The crime was amplified by making the burning a religious issue. American "Psy-ops" forces in the area insisted on broadcasting American troops boasting about the burning and abusing the Taliban for letting their men die facing west (toward Mecca) and being embarrassments to Islam. As propoganda, this exercise was not only immature and adolescent, it was an embarrassment to American propoganda skills. In addition, the whole exercise was a war crime. The Geneva Conventions clearly ban corpse abuse and this kind desecration of enemy bodies is something that Americans identify much more with the Nazis, Soviets, and Khmer Rouge than we do with our own soldiers.

But it's also more than a war crime. It's a symbol of the incompetence and futility of the American mission in Iraq and Afghanistan. The first bad sign is that American soldiers were celebrating the killing of TWO Taliban soldiers. Why celebrate such a petty victory. As triumphs go, killing two enemies is a long way from winning the Battle of New Orleans or Gettysburg, or taking of Okinawa from the Japanese. Having failed to stabilize the occupation in Iraq or suppress the Taliban in Afghanistan, our troops are now celebrating the most minor of victories. If the troops were giving a big high-five to themselves by burning corpses, I wonder if they're actually winning these little battles very often. Doesn't seem like it.

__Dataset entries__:

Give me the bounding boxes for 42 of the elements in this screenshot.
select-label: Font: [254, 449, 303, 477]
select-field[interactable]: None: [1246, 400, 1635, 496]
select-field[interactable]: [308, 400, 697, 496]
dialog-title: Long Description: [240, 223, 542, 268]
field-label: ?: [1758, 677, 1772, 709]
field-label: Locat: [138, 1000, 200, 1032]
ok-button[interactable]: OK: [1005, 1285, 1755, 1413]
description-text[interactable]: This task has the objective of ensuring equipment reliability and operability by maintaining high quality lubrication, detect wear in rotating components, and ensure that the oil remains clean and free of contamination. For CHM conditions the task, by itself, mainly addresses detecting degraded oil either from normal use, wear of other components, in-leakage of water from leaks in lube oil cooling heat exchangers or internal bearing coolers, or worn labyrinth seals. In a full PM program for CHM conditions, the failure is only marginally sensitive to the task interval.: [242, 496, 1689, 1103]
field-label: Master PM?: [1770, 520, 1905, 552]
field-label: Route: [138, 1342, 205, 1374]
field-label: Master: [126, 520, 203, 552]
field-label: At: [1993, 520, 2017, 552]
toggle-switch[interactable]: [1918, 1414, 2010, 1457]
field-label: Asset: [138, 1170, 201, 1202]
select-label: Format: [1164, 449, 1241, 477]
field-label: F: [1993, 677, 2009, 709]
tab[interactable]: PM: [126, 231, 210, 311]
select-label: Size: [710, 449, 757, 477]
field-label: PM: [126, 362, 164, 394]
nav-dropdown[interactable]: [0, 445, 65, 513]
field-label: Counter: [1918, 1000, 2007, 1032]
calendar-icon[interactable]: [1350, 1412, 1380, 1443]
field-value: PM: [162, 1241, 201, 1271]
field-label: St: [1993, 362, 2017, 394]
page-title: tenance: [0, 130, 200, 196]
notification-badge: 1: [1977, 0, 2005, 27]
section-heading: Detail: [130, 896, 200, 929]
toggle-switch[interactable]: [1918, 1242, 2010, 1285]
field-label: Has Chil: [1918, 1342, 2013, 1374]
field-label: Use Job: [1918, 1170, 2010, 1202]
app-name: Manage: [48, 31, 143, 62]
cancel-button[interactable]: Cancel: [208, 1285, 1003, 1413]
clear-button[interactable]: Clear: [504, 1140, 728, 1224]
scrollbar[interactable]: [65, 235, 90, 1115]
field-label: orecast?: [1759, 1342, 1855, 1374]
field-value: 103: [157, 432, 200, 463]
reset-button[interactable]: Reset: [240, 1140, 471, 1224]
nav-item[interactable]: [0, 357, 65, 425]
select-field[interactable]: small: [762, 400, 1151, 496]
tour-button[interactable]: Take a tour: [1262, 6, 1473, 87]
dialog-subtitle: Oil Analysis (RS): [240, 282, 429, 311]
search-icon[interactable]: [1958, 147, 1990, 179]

__DIRECTIONS__:
A. Retype the passage on the Taliban corpse burning, everything from "But it's also" down to "seem like it.".
B. In the passage on the Taliban corpse burning, what does the writer say clearly bans corpse abuse?
C. Carry on the passage about the Taliban corpse burning from the point where it stops.
These records have no connection to the passage on the Taliban corpse burning.

__EXPECTED OUTPUTS__:
A.
But it's also more than a war crime. It's a symbol of the incompetence and futility of the American mission in Iraq and Afghanistan. The first bad sign is that American soldiers were celebrating the killing of TWO Taliban soldiers. Why celebrate such a petty victory. As triumphs go, killing two enemies is a long way from winning the Battle of New Orleans or Gettysburg, or taking of Okinawa from the Japanese. Having failed to stabilize the occupation in Iraq or suppress the Taliban in Afghanistan, our troops are now celebrating the most minor of victories. If the troops were giving a big high-five to themselves by burning corpses, I wonder if they're actually winning these little battles very often. Doesn't seem like it.

B. The Geneva Conventions.

C.
The burning of the corpses also gives yet another lie to the idea that we could make Iraq and Afghanistan into Westernized democracies at the point of a gun. When the U. S. invaded Iraq, we became responsible for the electrical system, dams, schools, telephone service, oil production, and the other major physical infrastructure. We've failed so badly with these systems that they are either barely even or behind their functioning under the blockade bound Saddam Hussein regime. American contractors make super-profits and corrupt Iraqi officials build up their Swiss bank accounts, but the reconstruction of the Iraqi economy goes nowhere. These failures have been compounded by lapses in discipline like the burning of corpses. Abu Ghraib, bombing wedding ceremonies, rounding up men of military age, shooting up cars when they approach checkpoints wrong--it all undermines the faith of our allies, creates fresh motivation for revenge by relatives and tribal measures, and provides new propoganda for terrorist recruiters in Egypt, Saudi Arabia, and Jordan. American troops do a lot of good work in Iraq, but these almost inevitable lapses are perpetually undoing all of that good work. The Bush administration wants Iraq to become more like a Western nation, but the Iraqis see the American occupation and imitate us by becoming more intolerant, more violent, and more committed to defeating the occupation at all costs.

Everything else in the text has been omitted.